(Stored data)
++++

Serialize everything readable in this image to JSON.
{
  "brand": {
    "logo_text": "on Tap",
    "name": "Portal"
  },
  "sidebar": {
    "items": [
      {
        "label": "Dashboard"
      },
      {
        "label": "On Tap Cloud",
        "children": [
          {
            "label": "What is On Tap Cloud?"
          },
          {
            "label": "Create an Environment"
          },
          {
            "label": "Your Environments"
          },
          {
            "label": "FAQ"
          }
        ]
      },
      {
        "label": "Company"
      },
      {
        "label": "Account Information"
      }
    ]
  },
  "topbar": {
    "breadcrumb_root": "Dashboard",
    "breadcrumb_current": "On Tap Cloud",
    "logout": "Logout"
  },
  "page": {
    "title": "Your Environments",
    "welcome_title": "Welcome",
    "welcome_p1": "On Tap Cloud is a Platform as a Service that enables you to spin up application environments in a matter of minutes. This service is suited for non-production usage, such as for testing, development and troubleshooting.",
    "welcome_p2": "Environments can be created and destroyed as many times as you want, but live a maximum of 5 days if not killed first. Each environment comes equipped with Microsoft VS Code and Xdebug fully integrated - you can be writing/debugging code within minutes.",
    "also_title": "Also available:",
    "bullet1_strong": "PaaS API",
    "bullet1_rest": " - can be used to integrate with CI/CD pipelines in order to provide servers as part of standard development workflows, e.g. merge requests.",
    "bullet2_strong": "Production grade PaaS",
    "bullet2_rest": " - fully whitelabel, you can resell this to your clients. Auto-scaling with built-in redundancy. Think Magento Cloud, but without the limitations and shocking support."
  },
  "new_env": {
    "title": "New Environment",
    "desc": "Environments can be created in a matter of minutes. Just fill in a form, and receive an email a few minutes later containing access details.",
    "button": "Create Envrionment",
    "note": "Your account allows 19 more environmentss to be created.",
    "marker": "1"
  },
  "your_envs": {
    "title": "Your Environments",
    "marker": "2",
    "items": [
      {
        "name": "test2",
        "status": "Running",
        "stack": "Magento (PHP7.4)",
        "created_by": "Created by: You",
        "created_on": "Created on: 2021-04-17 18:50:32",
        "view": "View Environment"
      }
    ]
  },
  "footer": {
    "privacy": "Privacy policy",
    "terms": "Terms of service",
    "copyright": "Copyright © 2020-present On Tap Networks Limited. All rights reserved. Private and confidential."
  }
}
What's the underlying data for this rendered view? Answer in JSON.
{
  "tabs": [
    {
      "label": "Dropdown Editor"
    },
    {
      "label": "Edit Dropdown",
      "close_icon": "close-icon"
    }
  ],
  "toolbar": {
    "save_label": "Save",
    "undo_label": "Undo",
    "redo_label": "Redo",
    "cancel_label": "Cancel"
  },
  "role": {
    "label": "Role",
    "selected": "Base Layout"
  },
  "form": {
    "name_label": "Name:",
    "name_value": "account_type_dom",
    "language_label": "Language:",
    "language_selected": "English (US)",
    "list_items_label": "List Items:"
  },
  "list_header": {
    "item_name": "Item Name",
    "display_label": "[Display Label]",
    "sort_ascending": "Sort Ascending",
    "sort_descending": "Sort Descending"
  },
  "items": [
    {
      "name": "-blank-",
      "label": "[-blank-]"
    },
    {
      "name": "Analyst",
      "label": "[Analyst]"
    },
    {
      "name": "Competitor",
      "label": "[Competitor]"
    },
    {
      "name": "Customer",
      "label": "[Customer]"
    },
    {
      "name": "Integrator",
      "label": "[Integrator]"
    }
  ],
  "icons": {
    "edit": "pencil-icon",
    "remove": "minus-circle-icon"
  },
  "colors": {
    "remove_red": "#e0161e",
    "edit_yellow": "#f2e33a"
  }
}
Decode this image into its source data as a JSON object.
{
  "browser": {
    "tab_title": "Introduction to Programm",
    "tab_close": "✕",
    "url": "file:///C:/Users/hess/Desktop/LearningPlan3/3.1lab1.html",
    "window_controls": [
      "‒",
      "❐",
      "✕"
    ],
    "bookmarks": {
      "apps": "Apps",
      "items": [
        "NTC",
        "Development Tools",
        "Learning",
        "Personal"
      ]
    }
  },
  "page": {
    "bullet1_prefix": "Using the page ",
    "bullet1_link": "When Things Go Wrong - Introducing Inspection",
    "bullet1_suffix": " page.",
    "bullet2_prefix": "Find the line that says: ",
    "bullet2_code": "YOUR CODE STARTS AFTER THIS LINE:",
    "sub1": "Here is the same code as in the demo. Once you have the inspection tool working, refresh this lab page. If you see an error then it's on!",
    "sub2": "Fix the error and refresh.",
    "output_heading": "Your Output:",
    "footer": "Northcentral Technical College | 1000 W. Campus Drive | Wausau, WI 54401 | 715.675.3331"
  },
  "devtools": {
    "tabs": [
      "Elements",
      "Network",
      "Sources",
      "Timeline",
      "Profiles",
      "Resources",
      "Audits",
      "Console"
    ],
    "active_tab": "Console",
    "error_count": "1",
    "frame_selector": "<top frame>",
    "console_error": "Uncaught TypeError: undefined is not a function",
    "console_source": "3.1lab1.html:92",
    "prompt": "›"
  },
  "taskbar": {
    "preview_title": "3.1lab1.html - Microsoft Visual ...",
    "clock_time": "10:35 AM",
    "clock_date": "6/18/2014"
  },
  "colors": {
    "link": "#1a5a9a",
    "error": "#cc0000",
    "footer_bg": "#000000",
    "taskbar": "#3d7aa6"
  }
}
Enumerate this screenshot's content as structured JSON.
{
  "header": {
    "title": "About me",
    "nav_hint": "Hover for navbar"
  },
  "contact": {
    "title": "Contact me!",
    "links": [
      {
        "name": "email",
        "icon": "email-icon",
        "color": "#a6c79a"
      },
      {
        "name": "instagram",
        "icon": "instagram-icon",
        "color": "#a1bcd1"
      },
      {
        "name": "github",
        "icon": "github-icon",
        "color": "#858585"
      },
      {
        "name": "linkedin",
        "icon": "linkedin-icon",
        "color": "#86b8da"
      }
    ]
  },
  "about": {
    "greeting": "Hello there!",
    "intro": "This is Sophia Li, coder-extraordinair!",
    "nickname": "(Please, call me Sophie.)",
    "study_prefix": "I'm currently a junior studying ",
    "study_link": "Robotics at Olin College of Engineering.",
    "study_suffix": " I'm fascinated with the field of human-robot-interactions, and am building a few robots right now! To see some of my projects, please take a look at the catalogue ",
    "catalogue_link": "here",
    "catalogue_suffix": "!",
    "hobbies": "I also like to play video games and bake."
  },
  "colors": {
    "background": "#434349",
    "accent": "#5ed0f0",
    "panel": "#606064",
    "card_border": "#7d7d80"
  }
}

++++

WORK TO COMPLETE. Faithfully reproduce all of the records, character for character.

EXERCISE OUTPUT.
Serialize everything readable in this image to JSON.
{
  "brand": {
    "logo_text": "on Tap",
    "name": "Portal"
  },
  "sidebar": {
    "items": [
      {
        "label": "Dashboard"
      },
      {
        "label": "On Tap Cloud",
        "children": [
          {
            "label": "What is On Tap Cloud?"
          },
          {
            "label": "Create an Environment"
          },
          {
            "label": "Your Environments"
          },
          {
            "label": "FAQ"
          }
        ]
      },
      {
        "label": "Company"
      },
      {
        "label": "Account Information"
      }
    ]
  },
  "topbar": {
    "breadcrumb_root": "Dashboard",
    "breadcrumb_current": "On Tap Cloud",
    "logout": "Logout"
  },
  "page": {
    "title": "Your Environments",
    "welcome_title": "Welcome",
    "welcome_p1": "On Tap Cloud is a Platform as a Service that enables you to spin up application environments in a matter of minutes. This service is suited for non-production usage, such as for testing, development and troubleshooting.",
    "welcome_p2": "Environments can be created and destroyed as many times as you want, but live a maximum of 5 days if not killed first. Each environment comes equipped with Microsoft VS Code and Xdebug fully integrated - you can be writing/debugging code within minutes.",
    "also_title": "Also available:",
    "bullet1_strong": "PaaS API",
    "bullet1_rest": " - can be used to integrate with CI/CD pipelines in order to provide servers as part of standard development workflows, e.g. merge requests.",
    "bullet2_strong": "Production grade PaaS",
    "bullet2_rest": " - fully whitelabel, you can resell this to your clients. Auto-scaling with built-in redundancy. Think Magento Cloud, but without the limitations and shocking support."
  },
  "new_env": {
    "title": "New Environment",
    "desc": "Environments can be created in a matter of minutes. Just fill in a form, and receive an email a few minutes later containing access details.",
    "button": "Create Envrionment",
    "note": "Your account allows 19 more environmentss to be created.",
    "marker": "1"
  },
  "your_envs": {
    "title": "Your Environments",
    "marker": "2",
    "items": [
      {
        "name": "test2",
        "status": "Running",
        "stack": "Magento (PHP7.4)",
        "created_by": "Created by: You",
        "created_on": "Created on: 2021-04-17 18:50:32",
        "view": "View Environment"
      }
    ]
  },
  "footer": {
    "privacy": "Privacy policy",
    "terms": "Terms of service",
    "copyright": "Copyright © 2020-present On Tap Networks Limited. All rights reserved. Private and confidential."
  }
}
What's the underlying data for this rendered view? Answer in JSON.
{
  "tabs": [
    {
      "label": "Dropdown Editor"
    },
    {
      "label": "Edit Dropdown",
      "close_icon": "close-icon"
    }
  ],
  "toolbar": {
    "save_label": "Save",
    "undo_label": "Undo",
    "redo_label": "Redo",
    "cancel_label": "Cancel"
  },
  "role": {
    "label": "Role",
    "selected": "Base Layout"
  },
  "form": {
    "name_label": "Name:",
    "name_value": "account_type_dom",
    "language_label": "Language:",
    "language_selected": "English (US)",
    "list_items_label": "List Items:"
  },
  "list_header": {
    "item_name": "Item Name",
    "display_label": "[Display Label]",
    "sort_ascending": "Sort Ascending",
    "sort_descending": "Sort Descending"
  },
  "items": [
    {
      "name": "-blank-",
      "label": "[-blank-]"
    },
    {
      "name": "Analyst",
      "label": "[Analyst]"
    },
    {
      "name": "Competitor",
      "label": "[Competitor]"
    },
    {
      "name": "Customer",
      "label": "[Customer]"
    },
    {
      "name": "Integrator",
      "label": "[Integrator]"
    }
  ],
  "icons": {
    "edit": "pencil-icon",
    "remove": "minus-circle-icon"
  },
  "colors": {
    "remove_red": "#e0161e",
    "edit_yellow": "#f2e33a"
  }
}
Decode this image into its source data as a JSON object.
{
  "browser": {
    "tab_title": "Introduction to Programm",
    "tab_close": "✕",
    "url": "file:///C:/Users/hess/Desktop/LearningPlan3/3.1lab1.html",
    "window_controls": [
      "‒",
      "❐",
      "✕"
    ],
    "bookmarks": {
      "apps": "Apps",
      "items": [
        "NTC",
        "Development Tools",
        "Learning",
        "Personal"
      ]
    }
  },
  "page": {
    "bullet1_prefix": "Using the page ",
    "bullet1_link": "When Things Go Wrong - Introducing Inspection",
    "bullet1_suffix": " page.",
    "bullet2_prefix": "Find the line that says: ",
    "bullet2_code": "YOUR CODE STARTS AFTER THIS LINE:",
    "sub1": "Here is the same code as in the demo. Once you have the inspection tool working, refresh this lab page. If you see an error then it's on!",
    "sub2": "Fix the error and refresh.",
    "output_heading": "Your Output:",
    "footer": "Northcentral Technical College | 1000 W. Campus Drive | Wausau, WI 54401 | 715.675.3331"
  },
  "devtools": {
    "tabs": [
      "Elements",
      "Network",
      "Sources",
      "Timeline",
      "Profiles",
      "Resources",
      "Audits",
      "Console"
    ],
    "active_tab": "Console",
    "error_count": "1",
    "frame_selector": "<top frame>",
    "console_error": "Uncaught TypeError: undefined is not a function",
    "console_source": "3.1lab1.html:92",
    "prompt": "›"
  },
  "taskbar": {
    "preview_title": "3.1lab1.html - Microsoft Visual ...",
    "clock_time": "10:35 AM",
    "clock_date": "6/18/2014"
  },
  "colors": {
    "link": "#1a5a9a",
    "error": "#cc0000",
    "footer_bg": "#000000",
    "taskbar": "#3d7aa6"
  }
}
Enumerate this screenshot's content as structured JSON.
{
  "header": {
    "title": "About me",
    "nav_hint": "Hover for navbar"
  },
  "contact": {
    "title": "Contact me!",
    "links": [
      {
        "name": "email",
        "icon": "email-icon",
        "color": "#a6c79a"
      },
      {
        "name": "instagram",
        "icon": "instagram-icon",
        "color": "#a1bcd1"
      },
      {
        "name": "github",
        "icon": "github-icon",
        "color": "#858585"
      },
      {
        "name": "linkedin",
        "icon": "linkedin-icon",
        "color": "#86b8da"
      }
    ]
  },
  "about": {
    "greeting": "Hello there!",
    "intro": "This is Sophia Li, coder-extraordinair!",
    "nickname": "(Please, call me Sophie.)",
    "study_prefix": "I'm currently a junior studying ",
    "study_link": "Robotics at Olin College of Engineering.",
    "study_suffix": " I'm fascinated with the field of human-robot-interactions, and am building a few robots right now! To see some of my projects, please take a look at the catalogue ",
    "catalogue_link": "here",
    "catalogue_suffix": "!",
    "hobbies": "I also like to play video games and bake."
  },
  "colors": {
    "background": "#434349",
    "accent": "#5ed0f0",
    "panel": "#606064",
    "card_border": "#7d7d80"
  }
}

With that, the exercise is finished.